(Data rows)
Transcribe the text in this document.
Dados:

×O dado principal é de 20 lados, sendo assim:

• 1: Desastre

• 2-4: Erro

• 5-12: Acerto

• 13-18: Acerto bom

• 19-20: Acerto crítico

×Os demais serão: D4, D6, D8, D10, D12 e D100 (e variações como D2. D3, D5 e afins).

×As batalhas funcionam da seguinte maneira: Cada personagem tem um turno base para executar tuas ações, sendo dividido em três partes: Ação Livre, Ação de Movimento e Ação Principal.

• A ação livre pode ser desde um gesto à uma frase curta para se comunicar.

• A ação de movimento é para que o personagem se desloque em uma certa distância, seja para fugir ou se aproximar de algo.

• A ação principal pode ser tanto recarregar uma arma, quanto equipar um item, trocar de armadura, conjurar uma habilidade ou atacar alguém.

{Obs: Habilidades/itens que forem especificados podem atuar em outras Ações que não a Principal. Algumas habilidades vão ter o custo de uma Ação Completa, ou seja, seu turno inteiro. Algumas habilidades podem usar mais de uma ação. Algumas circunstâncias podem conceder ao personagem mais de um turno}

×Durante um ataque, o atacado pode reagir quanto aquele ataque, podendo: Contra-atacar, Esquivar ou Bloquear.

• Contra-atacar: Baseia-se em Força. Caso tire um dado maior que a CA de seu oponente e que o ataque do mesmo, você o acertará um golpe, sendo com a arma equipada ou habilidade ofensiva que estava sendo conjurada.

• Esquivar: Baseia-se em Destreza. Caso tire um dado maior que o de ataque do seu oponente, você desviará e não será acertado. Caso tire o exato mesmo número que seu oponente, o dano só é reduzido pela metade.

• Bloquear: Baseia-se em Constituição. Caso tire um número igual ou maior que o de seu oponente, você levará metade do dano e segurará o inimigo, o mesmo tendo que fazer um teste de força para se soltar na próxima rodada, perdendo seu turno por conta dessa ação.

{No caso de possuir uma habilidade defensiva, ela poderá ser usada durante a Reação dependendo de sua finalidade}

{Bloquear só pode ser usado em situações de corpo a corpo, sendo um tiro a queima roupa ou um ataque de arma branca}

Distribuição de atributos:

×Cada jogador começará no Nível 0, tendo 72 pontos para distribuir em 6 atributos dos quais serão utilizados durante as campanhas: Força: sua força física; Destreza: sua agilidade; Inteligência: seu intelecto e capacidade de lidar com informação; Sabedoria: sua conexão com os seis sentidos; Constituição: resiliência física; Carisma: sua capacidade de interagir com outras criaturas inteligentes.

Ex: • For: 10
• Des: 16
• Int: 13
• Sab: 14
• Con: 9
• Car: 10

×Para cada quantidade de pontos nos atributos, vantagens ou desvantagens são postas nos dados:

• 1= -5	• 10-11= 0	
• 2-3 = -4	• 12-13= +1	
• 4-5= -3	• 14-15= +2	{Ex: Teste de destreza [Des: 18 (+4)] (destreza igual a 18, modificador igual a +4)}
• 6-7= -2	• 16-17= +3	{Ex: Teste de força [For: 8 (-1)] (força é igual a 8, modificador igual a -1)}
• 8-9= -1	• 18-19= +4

(Stated problem) Output the listing above without altering a single character.

(Solution to the exercise)
Transcribe the text in this document.
Dados:

×O dado principal é de 20 lados, sendo assim:

• 1: Desastre

• 2-4: Erro

• 5-12: Acerto

• 13-18: Acerto bom

• 19-20: Acerto crítico

×Os demais serão: D4, D6, D8, D10, D12 e D100 (e variações como D2. D3, D5 e afins).

×As batalhas funcionam da seguinte maneira: Cada personagem tem um turno base para executar tuas ações, sendo dividido em três partes: Ação Livre, Ação de Movimento e Ação Principal.

• A ação livre pode ser desde um gesto à uma frase curta para se comunicar.

• A ação de movimento é para que o personagem se desloque em uma certa distância, seja para fugir ou se aproximar de algo.

• A ação principal pode ser tanto recarregar uma arma, quanto equipar um item, trocar de armadura, conjurar uma habilidade ou atacar alguém.

{Obs: Habilidades/itens que forem especificados podem atuar em outras Ações que não a Principal. Algumas habilidades vão ter o custo de uma Ação Completa, ou seja, seu turno inteiro. Algumas habilidades podem usar mais de uma ação. Algumas circunstâncias podem conceder ao personagem mais de um turno}

×Durante um ataque, o atacado pode reagir quanto aquele ataque, podendo: Contra-atacar, Esquivar ou Bloquear.

• Contra-atacar: Baseia-se em Força. Caso tire um dado maior que a CA de seu oponente e que o ataque do mesmo, você o acertará um golpe, sendo com a arma equipada ou habilidade ofensiva que estava sendo conjurada.

• Esquivar: Baseia-se em Destreza. Caso tire um dado maior que o de ataque do seu oponente, você desviará e não será acertado. Caso tire o exato mesmo número que seu oponente, o dano só é reduzido pela metade.

• Bloquear: Baseia-se em Constituição. Caso tire um número igual ou maior que o de seu oponente, você levará metade do dano e segurará o inimigo, o mesmo tendo que fazer um teste de força para se soltar na próxima rodada, perdendo seu turno por conta dessa ação.

{No caso de possuir uma habilidade defensiva, ela poderá ser usada durante a Reação dependendo de sua finalidade}

{Bloquear só pode ser usado em situações de corpo a corpo, sendo um tiro a queima roupa ou um ataque de arma branca}

Distribuição de atributos:

×Cada jogador começará no Nível 0, tendo 72 pontos para distribuir em 6 atributos dos quais serão utilizados durante as campanhas: Força: sua força física; Destreza: sua agilidade; Inteligência: seu intelecto e capacidade de lidar com informação; Sabedoria: sua conexão com os seis sentidos; Constituição: resiliência física; Carisma: sua capacidade de interagir com outras criaturas inteligentes.

Ex: • For: 10
• Des: 16
• Int: 13
• Sab: 14
• Con: 9
• Car: 10

×Para cada quantidade de pontos nos atributos, vantagens ou desvantagens são postas nos dados:

• 1= -5	• 10-11= 0	
• 2-3 = -4	• 12-13= +1	
• 4-5= -3	• 14-15= +2	{Ex: Teste de destreza [Des: 18 (+4)] (destreza igual a 18, modificador igual a +4)}
• 6-7= -2	• 16-17= +3	{Ex: Teste de força [For: 8 (-1)] (força é igual a 8, modificador igual a -1)}
• 8-9= -1	• 18-19= +4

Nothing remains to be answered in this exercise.